In the data below, find every line that has the string "ersetzen", and copy it.

────────────────────────────────────────

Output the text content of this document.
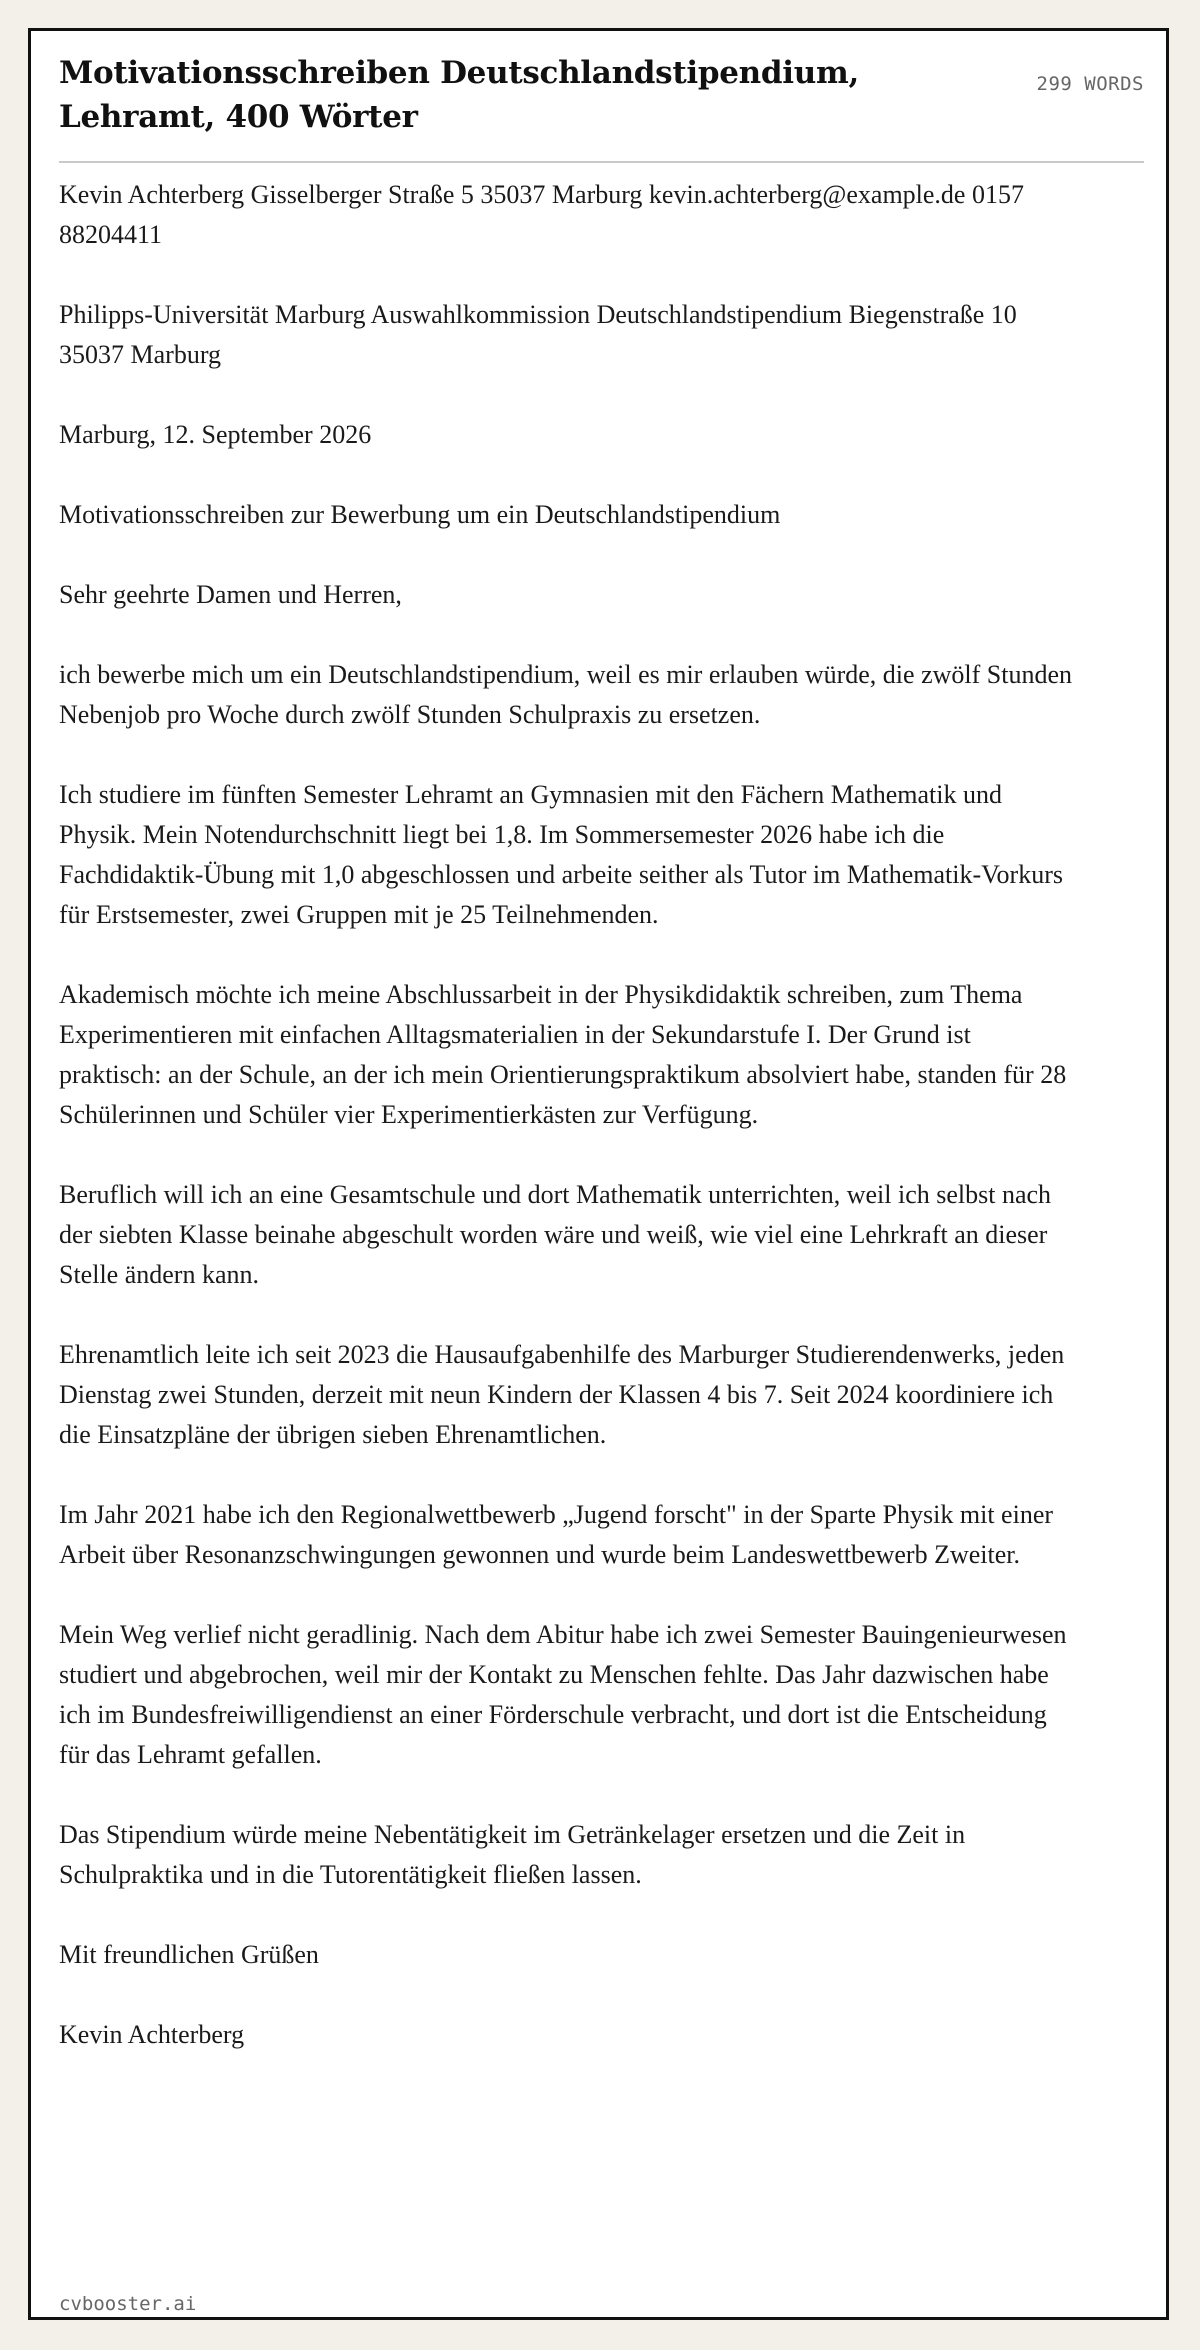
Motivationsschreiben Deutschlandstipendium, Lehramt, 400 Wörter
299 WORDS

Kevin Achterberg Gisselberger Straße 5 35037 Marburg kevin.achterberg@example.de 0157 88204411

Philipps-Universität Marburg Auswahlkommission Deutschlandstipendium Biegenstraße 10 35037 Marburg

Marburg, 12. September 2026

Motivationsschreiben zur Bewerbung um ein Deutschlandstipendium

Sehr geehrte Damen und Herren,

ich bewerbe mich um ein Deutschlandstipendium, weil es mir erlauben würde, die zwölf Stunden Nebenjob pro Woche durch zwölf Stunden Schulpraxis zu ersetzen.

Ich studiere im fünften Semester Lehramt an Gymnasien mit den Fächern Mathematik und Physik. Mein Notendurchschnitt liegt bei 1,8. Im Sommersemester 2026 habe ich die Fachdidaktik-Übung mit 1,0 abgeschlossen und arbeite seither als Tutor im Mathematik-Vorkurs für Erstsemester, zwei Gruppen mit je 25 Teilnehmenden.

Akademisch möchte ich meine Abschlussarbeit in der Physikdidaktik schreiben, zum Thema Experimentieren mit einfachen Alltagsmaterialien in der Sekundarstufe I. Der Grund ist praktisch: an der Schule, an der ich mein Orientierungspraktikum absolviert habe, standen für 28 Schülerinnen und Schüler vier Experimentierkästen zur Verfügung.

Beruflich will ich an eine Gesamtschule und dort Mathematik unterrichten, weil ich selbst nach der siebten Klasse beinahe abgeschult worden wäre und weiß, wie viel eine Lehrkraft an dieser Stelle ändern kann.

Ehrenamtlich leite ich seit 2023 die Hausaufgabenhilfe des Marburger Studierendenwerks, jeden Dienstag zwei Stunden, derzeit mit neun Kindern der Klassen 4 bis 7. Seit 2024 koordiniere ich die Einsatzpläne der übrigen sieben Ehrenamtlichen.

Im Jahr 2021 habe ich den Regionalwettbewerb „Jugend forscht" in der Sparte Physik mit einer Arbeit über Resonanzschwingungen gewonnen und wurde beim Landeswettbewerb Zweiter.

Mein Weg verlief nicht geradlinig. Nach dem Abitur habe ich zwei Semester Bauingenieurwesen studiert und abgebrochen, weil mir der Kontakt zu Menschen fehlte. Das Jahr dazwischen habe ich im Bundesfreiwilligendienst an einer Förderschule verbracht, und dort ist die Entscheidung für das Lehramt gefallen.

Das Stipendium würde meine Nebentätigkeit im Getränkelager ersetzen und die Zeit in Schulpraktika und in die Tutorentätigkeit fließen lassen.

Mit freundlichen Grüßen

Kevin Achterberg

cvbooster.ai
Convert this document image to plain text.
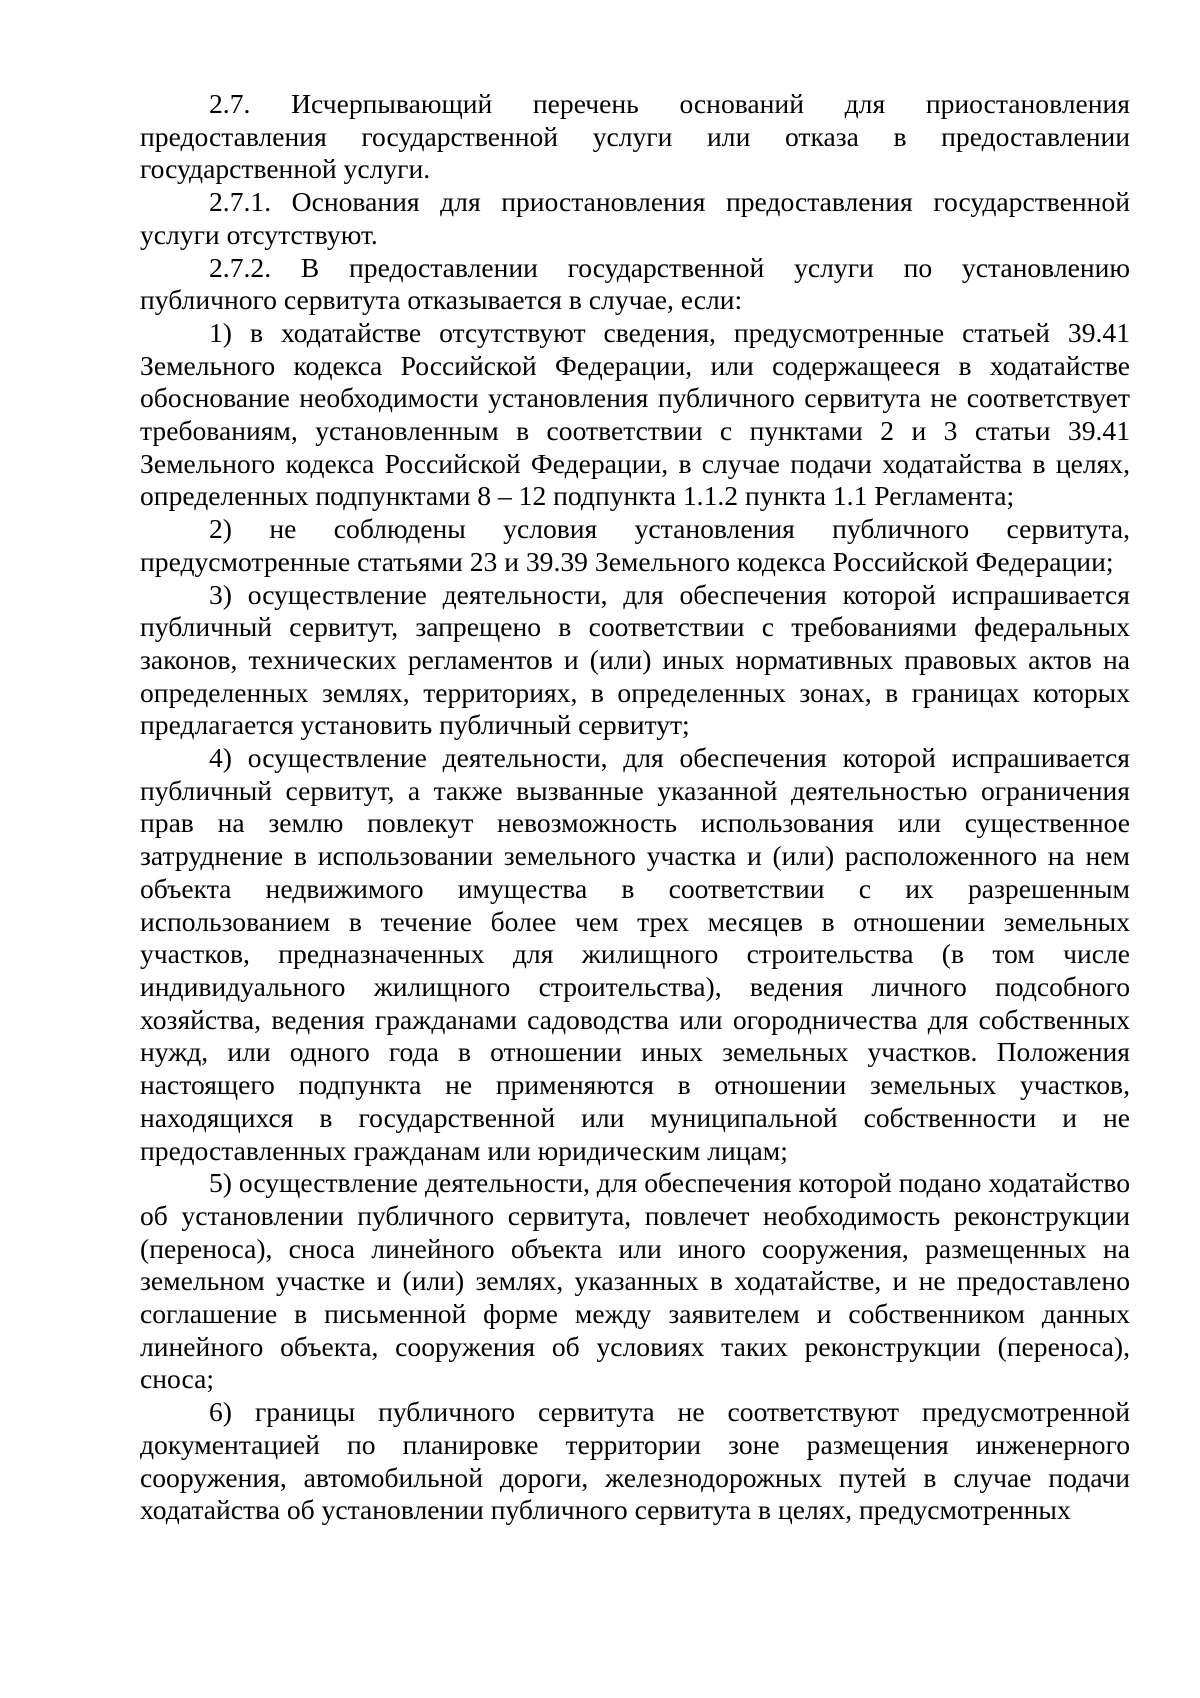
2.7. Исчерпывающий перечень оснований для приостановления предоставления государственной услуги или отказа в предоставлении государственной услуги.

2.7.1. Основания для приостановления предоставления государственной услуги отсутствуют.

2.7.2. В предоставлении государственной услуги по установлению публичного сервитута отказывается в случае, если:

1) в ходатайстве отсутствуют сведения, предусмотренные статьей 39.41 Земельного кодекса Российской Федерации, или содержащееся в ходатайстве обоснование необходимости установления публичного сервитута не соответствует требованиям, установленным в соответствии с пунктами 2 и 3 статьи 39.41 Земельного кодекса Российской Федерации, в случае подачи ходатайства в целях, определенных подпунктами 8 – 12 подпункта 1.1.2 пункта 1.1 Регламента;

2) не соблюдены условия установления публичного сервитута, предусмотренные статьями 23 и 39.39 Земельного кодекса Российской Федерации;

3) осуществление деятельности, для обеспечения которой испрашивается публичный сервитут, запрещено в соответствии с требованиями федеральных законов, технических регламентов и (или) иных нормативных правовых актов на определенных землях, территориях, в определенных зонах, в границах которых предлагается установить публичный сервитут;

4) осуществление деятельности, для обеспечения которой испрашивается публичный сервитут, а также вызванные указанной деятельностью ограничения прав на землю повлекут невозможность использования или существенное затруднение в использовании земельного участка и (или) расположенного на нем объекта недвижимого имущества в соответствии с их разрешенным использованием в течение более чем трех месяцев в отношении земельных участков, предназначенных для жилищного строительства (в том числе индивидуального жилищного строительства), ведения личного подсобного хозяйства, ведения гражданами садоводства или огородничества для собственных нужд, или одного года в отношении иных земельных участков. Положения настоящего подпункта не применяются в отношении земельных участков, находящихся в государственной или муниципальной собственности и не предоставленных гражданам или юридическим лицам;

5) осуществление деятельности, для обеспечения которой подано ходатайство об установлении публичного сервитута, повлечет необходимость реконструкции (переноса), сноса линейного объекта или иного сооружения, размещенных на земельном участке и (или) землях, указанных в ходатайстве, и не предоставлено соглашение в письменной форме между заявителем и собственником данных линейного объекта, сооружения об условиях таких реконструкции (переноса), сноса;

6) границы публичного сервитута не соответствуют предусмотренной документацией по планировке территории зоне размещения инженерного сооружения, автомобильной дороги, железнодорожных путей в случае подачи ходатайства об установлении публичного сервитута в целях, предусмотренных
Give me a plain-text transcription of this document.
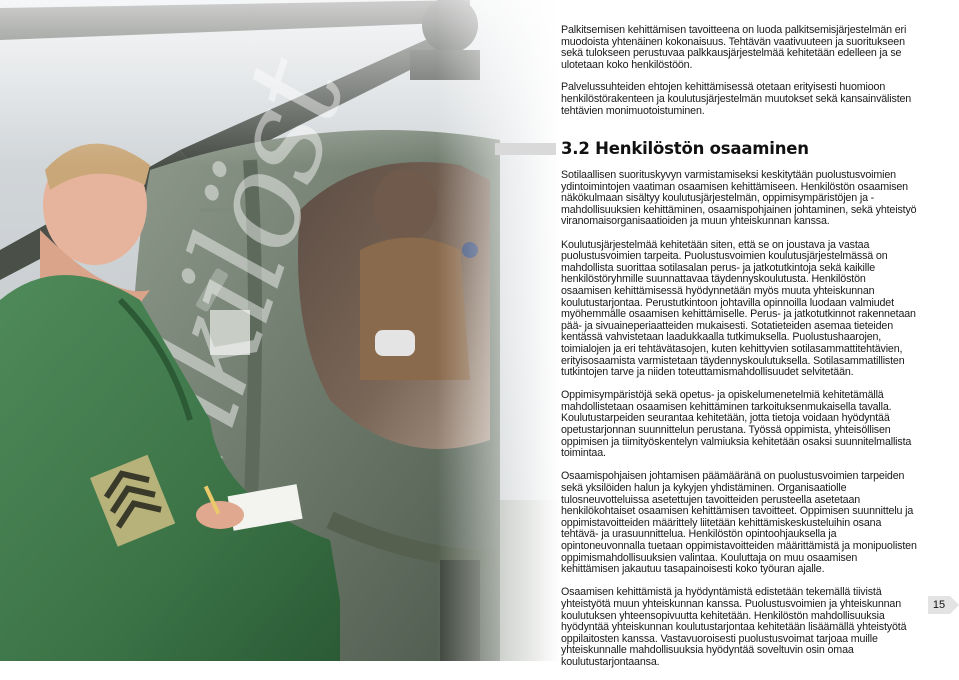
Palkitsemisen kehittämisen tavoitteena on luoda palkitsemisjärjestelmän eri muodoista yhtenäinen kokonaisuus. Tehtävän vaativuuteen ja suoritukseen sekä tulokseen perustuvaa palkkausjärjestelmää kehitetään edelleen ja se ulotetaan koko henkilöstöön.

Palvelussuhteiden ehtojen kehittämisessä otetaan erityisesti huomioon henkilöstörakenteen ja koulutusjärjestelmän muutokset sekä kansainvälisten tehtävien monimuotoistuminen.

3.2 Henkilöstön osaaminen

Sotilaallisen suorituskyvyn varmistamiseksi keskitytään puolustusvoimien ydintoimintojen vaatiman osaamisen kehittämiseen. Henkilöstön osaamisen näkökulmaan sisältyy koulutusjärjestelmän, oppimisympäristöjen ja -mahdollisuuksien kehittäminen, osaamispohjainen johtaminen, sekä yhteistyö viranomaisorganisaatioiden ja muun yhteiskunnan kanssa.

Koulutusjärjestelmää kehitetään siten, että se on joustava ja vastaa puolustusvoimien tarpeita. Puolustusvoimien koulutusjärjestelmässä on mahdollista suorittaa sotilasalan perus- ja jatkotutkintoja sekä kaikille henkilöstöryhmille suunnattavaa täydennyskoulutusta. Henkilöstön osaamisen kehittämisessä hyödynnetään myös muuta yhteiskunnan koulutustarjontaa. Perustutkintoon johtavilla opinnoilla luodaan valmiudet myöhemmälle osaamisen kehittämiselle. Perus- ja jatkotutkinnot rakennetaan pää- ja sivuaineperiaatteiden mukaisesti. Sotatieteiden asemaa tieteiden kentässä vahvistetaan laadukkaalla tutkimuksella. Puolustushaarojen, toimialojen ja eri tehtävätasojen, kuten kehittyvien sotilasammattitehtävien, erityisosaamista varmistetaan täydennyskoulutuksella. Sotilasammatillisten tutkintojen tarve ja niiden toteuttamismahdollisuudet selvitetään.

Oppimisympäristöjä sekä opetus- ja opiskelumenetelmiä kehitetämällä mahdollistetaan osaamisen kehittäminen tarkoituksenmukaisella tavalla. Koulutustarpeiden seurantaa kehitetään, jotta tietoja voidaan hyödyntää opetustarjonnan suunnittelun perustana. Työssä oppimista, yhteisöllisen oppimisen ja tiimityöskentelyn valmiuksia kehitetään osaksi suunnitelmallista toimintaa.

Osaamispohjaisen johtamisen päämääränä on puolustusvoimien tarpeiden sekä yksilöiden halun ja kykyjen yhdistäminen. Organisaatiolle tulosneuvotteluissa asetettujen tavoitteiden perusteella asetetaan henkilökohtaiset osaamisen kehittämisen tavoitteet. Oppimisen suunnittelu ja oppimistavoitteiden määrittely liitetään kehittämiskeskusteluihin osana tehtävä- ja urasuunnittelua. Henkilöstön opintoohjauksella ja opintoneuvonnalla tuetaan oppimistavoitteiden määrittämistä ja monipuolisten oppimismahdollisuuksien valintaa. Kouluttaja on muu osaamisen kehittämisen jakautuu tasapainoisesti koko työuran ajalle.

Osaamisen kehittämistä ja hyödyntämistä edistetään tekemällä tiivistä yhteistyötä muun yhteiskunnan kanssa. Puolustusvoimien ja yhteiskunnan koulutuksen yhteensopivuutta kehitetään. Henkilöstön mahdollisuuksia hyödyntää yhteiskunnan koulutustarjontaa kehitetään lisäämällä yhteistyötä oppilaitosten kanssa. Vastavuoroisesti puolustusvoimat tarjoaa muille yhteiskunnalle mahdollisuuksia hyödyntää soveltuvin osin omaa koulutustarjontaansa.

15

────────────────────────────────────────

__Right answer__.
ich bewerbe mich um ein Deutschlandstipendium, weil es mir erlauben würde, die zwölf Stunden Nebenjob pro Woche durch zwölf Stunden Schulpraxis zu ersetzen.
Das Stipendium würde meine Nebentätigkeit im Getränkelager ersetzen und die Zeit in Schulpraktika und in die Tutorentätigkeit fließen lassen.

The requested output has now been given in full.